***** Material for this task *****

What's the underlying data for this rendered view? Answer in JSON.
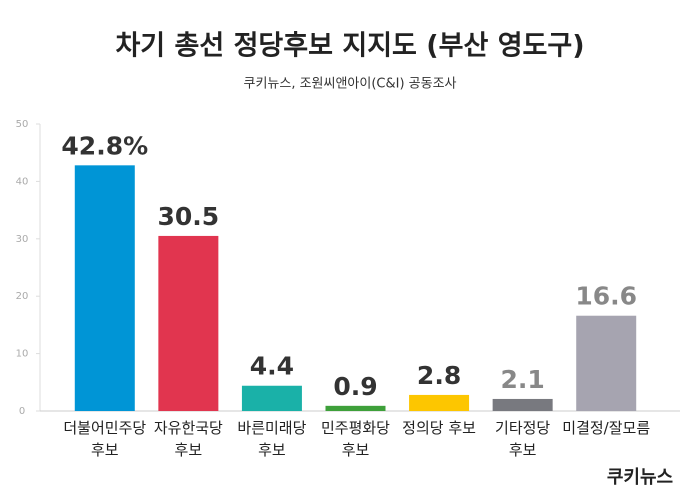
{
  "chart_data": {
    "type": "bar",
    "title": "차기 총선 정당후보 지지도 (부산 영도구)",
    "subtitle": "쿠키뉴스, 조원씨앤아이(C&I) 공동조사",
    "categories": [
      "더불어민주당\n후보",
      "자유한국당\n후보",
      "바른미래당\n후보",
      "민주평화당\n후보",
      "정의당 후보",
      "기타정당\n후보",
      "미결정/잘모름"
    ],
    "values": [
      42.8,
      30.5,
      4.4,
      0.9,
      2.8,
      2.1,
      16.6
    ],
    "value_labels": [
      "42.8%",
      "30.5",
      "4.4",
      "0.9",
      "2.8",
      "2.1",
      "16.6"
    ],
    "colors": [
      "#0095d6",
      "#e1354f",
      "#1ab1a8",
      "#3ea03a",
      "#fdc600",
      "#78797f",
      "#a6a4b0"
    ],
    "label_colors": [
      "#333333",
      "#333333",
      "#333333",
      "#333333",
      "#333333",
      "#888888",
      "#888888"
    ],
    "ylim": [
      0,
      50
    ],
    "yticks": [
      0,
      10,
      20,
      30,
      40,
      50
    ],
    "grid": false,
    "logo": "쿠키뉴스"
  }
}
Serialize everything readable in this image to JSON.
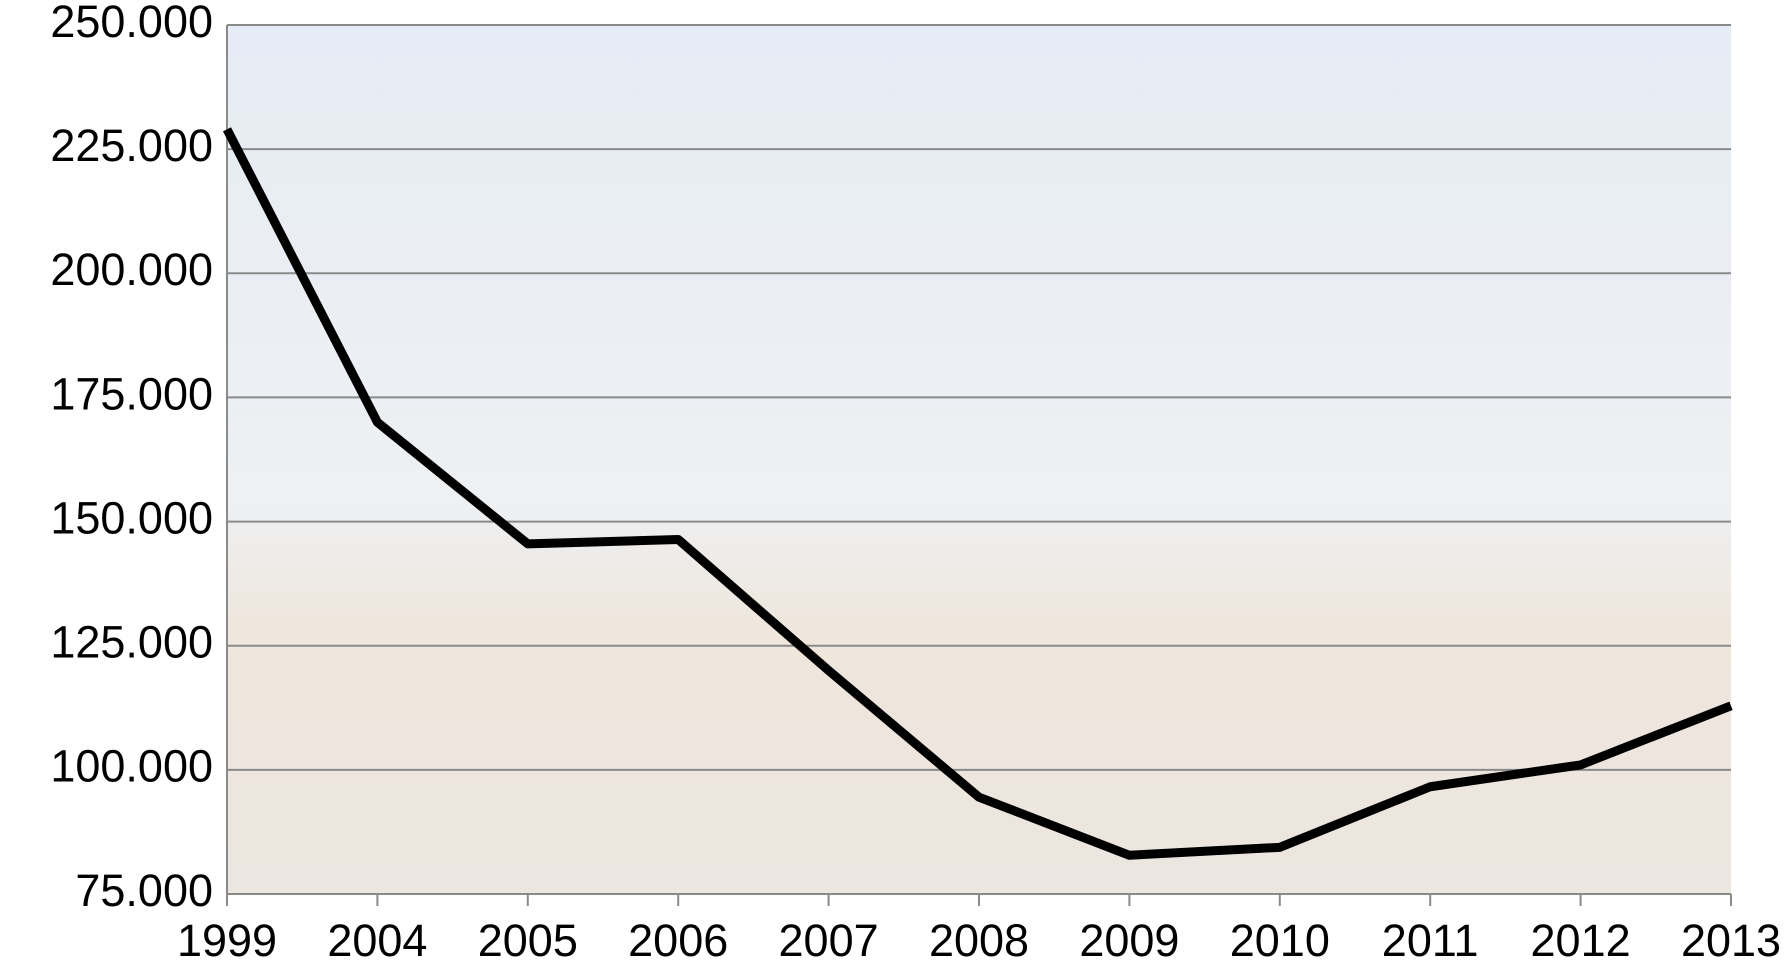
{
  "chart_data": {
    "type": "line",
    "categories": [
      "1999",
      "2004",
      "2005",
      "2006",
      "2007",
      "2008",
      "2009",
      "2010",
      "2011",
      "2012",
      "2013"
    ],
    "series": [
      {
        "color": "#000000",
        "values": [
          229000,
          170000,
          145500,
          146400,
          120000,
          94500,
          82800,
          84400,
          96600,
          101000,
          112900
        ]
      }
    ],
    "ylim": [
      75000,
      250000
    ],
    "yticks": [
      {
        "value": 75000,
        "label": "75.000"
      },
      {
        "value": 100000,
        "label": "100.000"
      },
      {
        "value": 125000,
        "label": "125.000"
      },
      {
        "value": 150000,
        "label": "150.000"
      },
      {
        "value": 175000,
        "label": "175.000"
      },
      {
        "value": 200000,
        "label": "200.000"
      },
      {
        "value": 225000,
        "label": "225.000"
      },
      {
        "value": 250000,
        "label": "250.000"
      }
    ],
    "grid": true
  }
}
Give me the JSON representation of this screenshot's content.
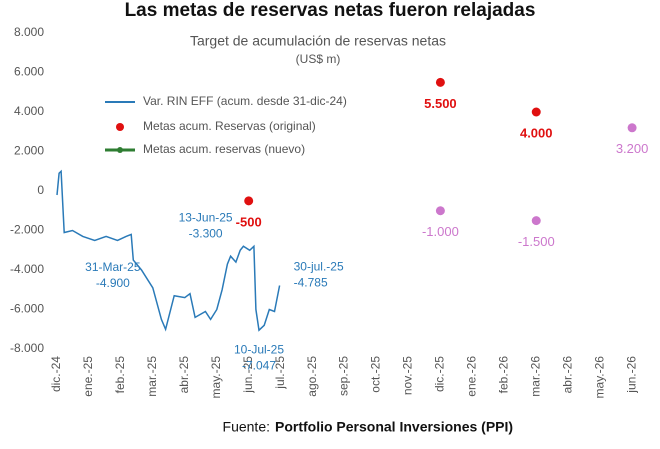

*****

## What is being asked
Exclude the images, then output the data above word for word.

## Solved exercise
What's the underlying data for this rendered view? Answer in JSON.
{
  "chart_data": {
    "type": "bar",
    "title": "차기 총선 정당후보 지지도 (부산 영도구)",
    "subtitle": "쿠키뉴스, 조원씨앤아이(C&I) 공동조사",
    "categories": [
      "더불어민주당\n후보",
      "자유한국당\n후보",
      "바른미래당\n후보",
      "민주평화당\n후보",
      "정의당 후보",
      "기타정당\n후보",
      "미결정/잘모름"
    ],
    "values": [
      42.8,
      30.5,
      4.4,
      0.9,
      2.8,
      2.1,
      16.6
    ],
    "value_labels": [
      "42.8%",
      "30.5",
      "4.4",
      "0.9",
      "2.8",
      "2.1",
      "16.6"
    ],
    "colors": [
      "#0095d6",
      "#e1354f",
      "#1ab1a8",
      "#3ea03a",
      "#fdc600",
      "#78797f",
      "#a6a4b0"
    ],
    "label_colors": [
      "#333333",
      "#333333",
      "#333333",
      "#333333",
      "#333333",
      "#888888",
      "#888888"
    ],
    "ylim": [
      0,
      50
    ],
    "yticks": [
      0,
      10,
      20,
      30,
      40,
      50
    ],
    "grid": false,
    "logo": "쿠키뉴스"
  }
}
Serialize everything readable in this image to JSON.
{
  "chart_data": {
    "type": "line",
    "categories": [
      "1999",
      "2004",
      "2005",
      "2006",
      "2007",
      "2008",
      "2009",
      "2010",
      "2011",
      "2012",
      "2013"
    ],
    "series": [
      {
        "color": "#000000",
        "values": [
          229000,
          170000,
          145500,
          146400,
          120000,
          94500,
          82800,
          84400,
          96600,
          101000,
          112900
        ]
      }
    ],
    "ylim": [
      75000,
      250000
    ],
    "yticks": [
      {
        "value": 75000,
        "label": "75.000"
      },
      {
        "value": 100000,
        "label": "100.000"
      },
      {
        "value": 125000,
        "label": "125.000"
      },
      {
        "value": 150000,
        "label": "150.000"
      },
      {
        "value": 175000,
        "label": "175.000"
      },
      {
        "value": 200000,
        "label": "200.000"
      },
      {
        "value": 225000,
        "label": "225.000"
      },
      {
        "value": 250000,
        "label": "250.000"
      }
    ],
    "grid": true
  }
}
Give me the JSON representation of this screenshot's content.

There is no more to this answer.